◆ Esercizio proposto 1 ◆
Trasforma in un elenco puntato il paragrafo del brano proposto che comincia con «Giovanna è nata il 3 giugno 1979», mantenendone i fatti principali.
◆ Esercizio proposto 2 ◆
Stabilisci se ciascuna affermazione concorda con il brano proposto, rispondendo sì o no e citando alla lettera le parole decisive: (a) i genitori di Giovanna vivono nella zona industriale della città; (b) i genitori di Giovanna hanno identificato la zia Vittoria col male; (c) Giovanna è nata il giorno prima della festa della Repubblica.

◆ Brano proposto ◆
● ● ● ●

Giovanna è nata il 3 giugno 1979 (il giorno dopo la festa della Repubblica: quell’anno si votò e vinse la DC con il 38% dei consensi). Ma la politica non c’entra, qui, perché tutto si gioca nella sfera della famiglia, dove la felicità è apparente e lo sfacelo incombe. Il punto di partenza è uno shock, la scoperta che il padre la vede brutta e teme che possa assomigliare alla parte deforme della famiglia, i suoi parenti, «sagome ululanti di disgustosa scompostezza» (una sinestesia, per gli amanti delle figure retoriche, di cui certo Ferrante fa parte, dal momento che vi riempie i suoi libri): chissà perché ululassero, al di là dell’effetto fonetico ed evocativo della parola, visto che l’ululato dovrebbe forse rimandare a un’incapacità di parlare, mentre qui annuncia mancanza di armonia e grazia nel corpo più che nella voce. Tra gli ululati più ululanti c’è quello della zia Vittoria, che i genitori di Giovanna hanno identificato col male. Giannì la vuole conoscere, la va a cercare, la trova e ne è affascinata: opponendo radicalmente cultura e natura, il mondo borghese dei genitori, che vivono al Vomero, nella parte alta della città, e quello popolare della zia, che vive al Pascone, nella zona industriale, Giovanna incontra l’altra faccia del mondo, dove vivono persone ignoranti, ma piene di energia e di vita, che la corteggiano e l’iniziano al sesso – coinvolgendo anche le sue amiche, Angela e Ida, con trasgressione totale dell’antiquata legge aristotelica della verosimiglianza. Si allontana così dai genitori, dalla loro ipocrisia, dai loro ricatti, dalla loro richiesta di appartenenza, scoprendo che l’età adulta è prima di tutto iniziazione alla bugia (da cui derivano solitudine, autonomia e conquista di personalità).

● ● ● ●

◆ Estratti dei dati ◆
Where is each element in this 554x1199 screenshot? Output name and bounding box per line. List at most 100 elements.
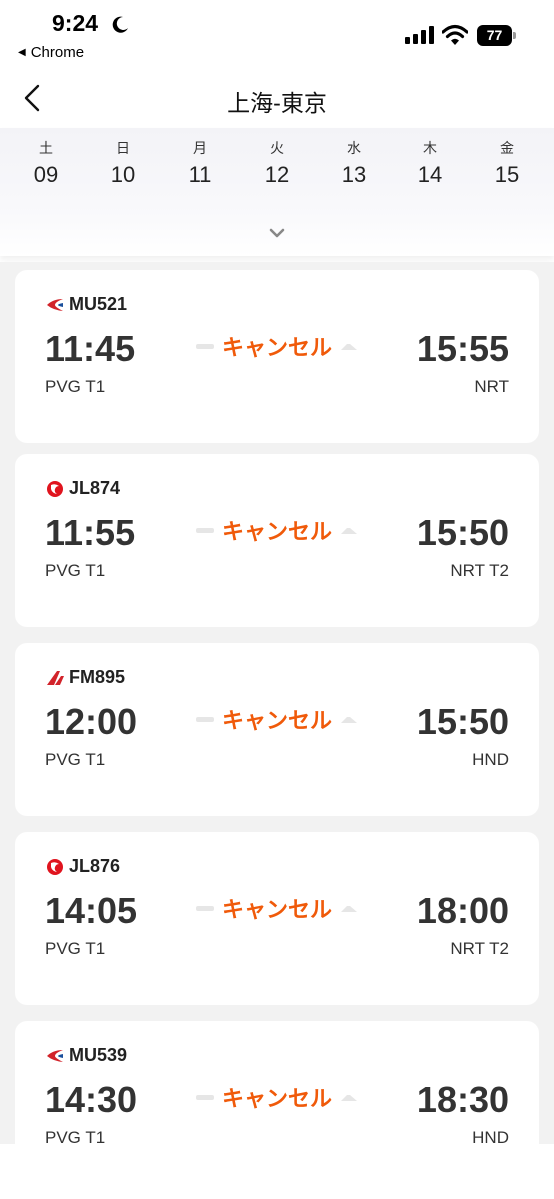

● ● ● ●

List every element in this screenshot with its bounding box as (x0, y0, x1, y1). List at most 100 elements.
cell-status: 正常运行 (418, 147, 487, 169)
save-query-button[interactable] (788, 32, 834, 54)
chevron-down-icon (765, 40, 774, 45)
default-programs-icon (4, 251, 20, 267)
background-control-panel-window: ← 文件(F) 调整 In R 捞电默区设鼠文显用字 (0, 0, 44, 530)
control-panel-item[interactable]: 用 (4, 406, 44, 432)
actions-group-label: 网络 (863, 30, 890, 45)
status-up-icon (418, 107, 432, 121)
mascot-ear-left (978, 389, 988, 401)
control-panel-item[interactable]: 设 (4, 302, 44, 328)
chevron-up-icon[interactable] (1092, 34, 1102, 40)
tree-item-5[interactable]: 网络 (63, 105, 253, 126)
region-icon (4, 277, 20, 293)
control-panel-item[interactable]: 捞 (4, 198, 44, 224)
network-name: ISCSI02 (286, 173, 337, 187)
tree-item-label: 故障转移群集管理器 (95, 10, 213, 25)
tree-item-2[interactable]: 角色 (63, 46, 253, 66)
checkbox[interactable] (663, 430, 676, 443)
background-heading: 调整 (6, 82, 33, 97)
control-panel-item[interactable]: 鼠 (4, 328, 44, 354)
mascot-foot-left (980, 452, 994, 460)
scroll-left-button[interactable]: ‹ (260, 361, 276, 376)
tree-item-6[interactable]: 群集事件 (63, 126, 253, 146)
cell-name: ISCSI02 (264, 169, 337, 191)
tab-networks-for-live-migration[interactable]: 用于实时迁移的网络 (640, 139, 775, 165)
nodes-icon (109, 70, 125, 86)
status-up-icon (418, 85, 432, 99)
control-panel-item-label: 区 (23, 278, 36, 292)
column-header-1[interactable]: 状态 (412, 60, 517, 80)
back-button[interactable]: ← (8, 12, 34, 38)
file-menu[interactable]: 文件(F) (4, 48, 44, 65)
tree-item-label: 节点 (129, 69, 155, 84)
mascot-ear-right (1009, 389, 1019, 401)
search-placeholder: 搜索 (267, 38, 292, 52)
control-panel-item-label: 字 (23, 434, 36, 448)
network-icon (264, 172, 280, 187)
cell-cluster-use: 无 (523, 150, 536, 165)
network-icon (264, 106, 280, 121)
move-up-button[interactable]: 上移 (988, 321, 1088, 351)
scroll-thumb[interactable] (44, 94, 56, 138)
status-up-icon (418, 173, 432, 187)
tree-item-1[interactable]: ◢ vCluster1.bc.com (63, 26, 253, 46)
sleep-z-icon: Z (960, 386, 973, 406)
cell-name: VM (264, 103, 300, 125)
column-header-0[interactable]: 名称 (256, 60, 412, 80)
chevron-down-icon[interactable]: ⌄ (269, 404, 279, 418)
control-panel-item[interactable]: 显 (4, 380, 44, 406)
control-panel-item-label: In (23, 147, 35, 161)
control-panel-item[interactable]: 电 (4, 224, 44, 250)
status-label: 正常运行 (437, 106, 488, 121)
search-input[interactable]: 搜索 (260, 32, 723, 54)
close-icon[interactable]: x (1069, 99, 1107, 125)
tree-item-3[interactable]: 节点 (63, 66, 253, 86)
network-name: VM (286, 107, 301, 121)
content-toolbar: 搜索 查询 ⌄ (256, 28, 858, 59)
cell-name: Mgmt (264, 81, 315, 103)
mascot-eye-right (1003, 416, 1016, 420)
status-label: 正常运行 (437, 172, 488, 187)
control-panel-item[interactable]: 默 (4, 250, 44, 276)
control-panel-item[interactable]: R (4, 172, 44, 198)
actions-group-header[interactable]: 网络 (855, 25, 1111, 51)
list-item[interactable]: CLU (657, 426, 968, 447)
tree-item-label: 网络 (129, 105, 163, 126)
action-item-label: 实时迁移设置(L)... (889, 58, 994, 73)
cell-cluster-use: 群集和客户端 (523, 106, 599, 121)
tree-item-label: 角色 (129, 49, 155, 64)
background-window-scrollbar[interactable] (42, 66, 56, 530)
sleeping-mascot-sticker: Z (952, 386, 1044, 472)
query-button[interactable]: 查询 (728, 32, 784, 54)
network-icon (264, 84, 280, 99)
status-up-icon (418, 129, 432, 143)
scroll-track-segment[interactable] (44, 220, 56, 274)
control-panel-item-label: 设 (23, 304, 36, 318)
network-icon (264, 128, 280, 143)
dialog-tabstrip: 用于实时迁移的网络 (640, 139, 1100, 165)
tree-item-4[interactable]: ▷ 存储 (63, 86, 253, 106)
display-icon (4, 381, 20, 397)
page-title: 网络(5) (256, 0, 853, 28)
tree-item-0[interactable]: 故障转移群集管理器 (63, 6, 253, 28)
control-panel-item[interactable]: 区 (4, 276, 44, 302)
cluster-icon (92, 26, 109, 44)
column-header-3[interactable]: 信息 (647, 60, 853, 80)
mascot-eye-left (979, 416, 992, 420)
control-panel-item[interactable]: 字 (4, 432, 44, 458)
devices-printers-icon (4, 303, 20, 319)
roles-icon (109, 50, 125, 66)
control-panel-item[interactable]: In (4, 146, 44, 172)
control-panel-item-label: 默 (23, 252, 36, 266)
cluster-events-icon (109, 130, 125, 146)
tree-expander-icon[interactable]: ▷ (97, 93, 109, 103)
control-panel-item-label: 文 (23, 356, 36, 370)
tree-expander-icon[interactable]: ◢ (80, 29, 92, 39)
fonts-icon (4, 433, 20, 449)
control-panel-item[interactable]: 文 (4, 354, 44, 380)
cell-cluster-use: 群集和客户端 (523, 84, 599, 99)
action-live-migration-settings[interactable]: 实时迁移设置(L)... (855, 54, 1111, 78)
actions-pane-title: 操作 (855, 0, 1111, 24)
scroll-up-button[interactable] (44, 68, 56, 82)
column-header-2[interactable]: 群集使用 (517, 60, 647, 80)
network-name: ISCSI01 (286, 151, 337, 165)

● ● ● ●

◆ Risposta al compito 1 ◆
- Giovanna nasce il 3 giugno 1979, il giorno dopo la festa della Repubblica.
- La vicenda si svolge nella famiglia, dove la felicità è apparente e lo sfacelo incombe.
- Tutto parte da uno shock: Giovanna scopre che il padre la vede brutta e teme che somigli alla parte deforme della famiglia.
- Tra questi parenti c'è la zia Vittoria, che i genitori hanno identificato col male.
- Giannì la cerca, la trova e ne resta affascinata.
- I due mondi si oppongono. Quello borghese dei genitori sta al Vomero, nella parte alta della città. Quello popolare della zia sta al Pascone, nella zona industriale.
- Al Pascone incontra persone ignoranti ma piene di energia e di vita. Queste persone la corteggiano e la iniziano al sesso, coinvolgendo anche le amiche Angela e Ida.
- Si allontana dai genitori, dalla loro ipocrisia, dai loro ricatti e dalla loro richiesta di appartenenza.
- Scopre che l'età adulta è prima di tutto iniziazione alla bugia, da cui derivano solitudine, autonomia e conquista di personalità.

◆ Risposta al compito 2 ◆
(a) No: «il mondo borghese dei genitori, che vivono al Vomero, nella parte alta della città».
(b) Sì: «quello della zia Vittoria, che i genitori di Giovanna hanno identificato col male».
(c) No: «il giorno dopo la festa della Repubblica».